Stated problem >> Below are records to transcribe exactly, without their pictures.

Data >>

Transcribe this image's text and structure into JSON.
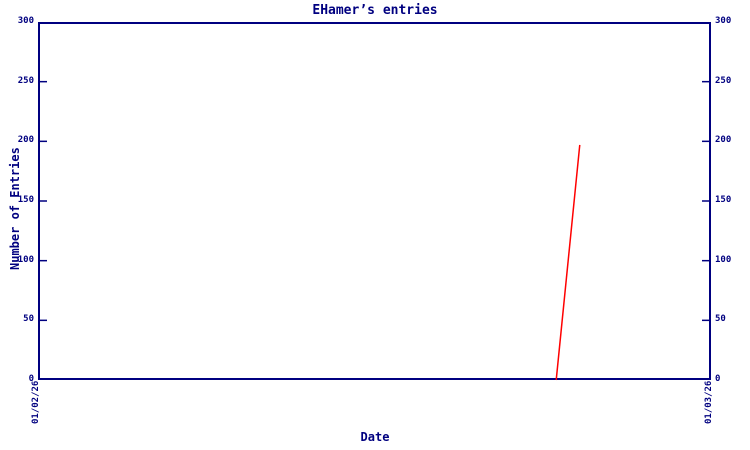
{
  "colors": {
    "axis": "#000080",
    "text": "#000080",
    "series_line": "#ff0000",
    "background": "#ffffff"
  },
  "chart_data": {
    "type": "line",
    "title": "EHamer’s entries",
    "xlabel": "Date",
    "ylabel": "Number of Entries",
    "ylim": [
      0,
      300
    ],
    "yticks": [
      0,
      50,
      100,
      150,
      200,
      250,
      300
    ],
    "yticks_sides": [
      "left",
      "right"
    ],
    "xticks": [
      {
        "label": "01/02/26",
        "x_fraction": 0
      },
      {
        "label": "01/03/26",
        "x_fraction": 1
      }
    ],
    "grid": false,
    "legend": null,
    "series": [
      {
        "name": "entries",
        "color": "#ff0000",
        "points": [
          {
            "x_fraction": 0.77,
            "y": 0
          },
          {
            "x_fraction": 0.805,
            "y": 197
          }
        ]
      }
    ]
  }
}
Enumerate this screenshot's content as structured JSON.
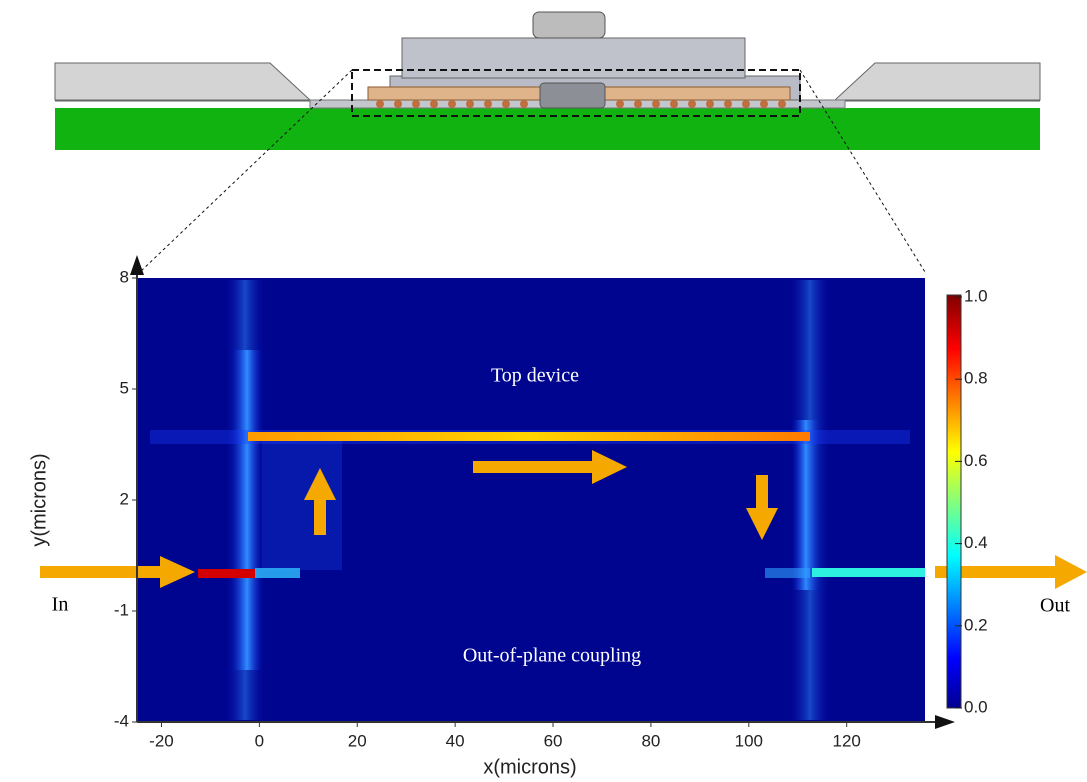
{
  "chart_data": {
    "type": "field-map",
    "xlabel": "x(microns)",
    "ylabel": "y(microns)",
    "xlim": [
      -25,
      136
    ],
    "xticks": [
      -20,
      0,
      20,
      40,
      60,
      80,
      100,
      120
    ],
    "ylim": [
      -4,
      8
    ],
    "yticks": [
      -4,
      -1,
      2,
      5,
      8
    ],
    "colorbar": {
      "lim": [
        0,
        1
      ],
      "ticks": [
        {
          "value": 0,
          "label": "0.0"
        },
        {
          "value": 0.2,
          "label": "0.2"
        },
        {
          "value": 0.4,
          "label": "0.4"
        },
        {
          "value": 0.6,
          "label": "0.6"
        },
        {
          "value": 0.8,
          "label": "0.8"
        },
        {
          "value": 1,
          "label": "1.0"
        }
      ]
    },
    "annotations": [
      "Top device",
      "Out-of-plane coupling",
      "In",
      "Out"
    ]
  }
}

Answer to this problem >>
Transcribe this image's text and structure into JSON.
{
  "colors": {
    "axis": "#000080",
    "text": "#000080",
    "series_line": "#ff0000",
    "background": "#ffffff"
  },
  "chart_data": {
    "type": "line",
    "title": "EHamer’s entries",
    "xlabel": "Date",
    "ylabel": "Number of Entries",
    "ylim": [
      0,
      300
    ],
    "yticks": [
      0,
      50,
      100,
      150,
      200,
      250,
      300
    ],
    "yticks_sides": [
      "left",
      "right"
    ],
    "xticks": [
      {
        "label": "01/02/26",
        "x_fraction": 0
      },
      {
        "label": "01/03/26",
        "x_fraction": 1
      }
    ],
    "grid": false,
    "legend": null,
    "series": [
      {
        "name": "entries",
        "color": "#ff0000",
        "points": [
          {
            "x_fraction": 0.77,
            "y": 0
          },
          {
            "x_fraction": 0.805,
            "y": 197
          }
        ]
      }
    ]
  }
}
Enumerate this screenshot's content as structured JSON.
{
  "chart_data": {
    "type": "field-map",
    "xlabel": "x(microns)",
    "ylabel": "y(microns)",
    "xlim": [
      -25,
      136
    ],
    "xticks": [
      -20,
      0,
      20,
      40,
      60,
      80,
      100,
      120
    ],
    "ylim": [
      -4,
      8
    ],
    "yticks": [
      -4,
      -1,
      2,
      5,
      8
    ],
    "colorbar": {
      "lim": [
        0,
        1
      ],
      "ticks": [
        {
          "value": 0,
          "label": "0.0"
        },
        {
          "value": 0.2,
          "label": "0.2"
        },
        {
          "value": 0.4,
          "label": "0.4"
        },
        {
          "value": 0.6,
          "label": "0.6"
        },
        {
          "value": 0.8,
          "label": "0.8"
        },
        {
          "value": 1,
          "label": "1.0"
        }
      ]
    },
    "annotations": [
      "Top device",
      "Out-of-plane coupling",
      "In",
      "Out"
    ]
  }
}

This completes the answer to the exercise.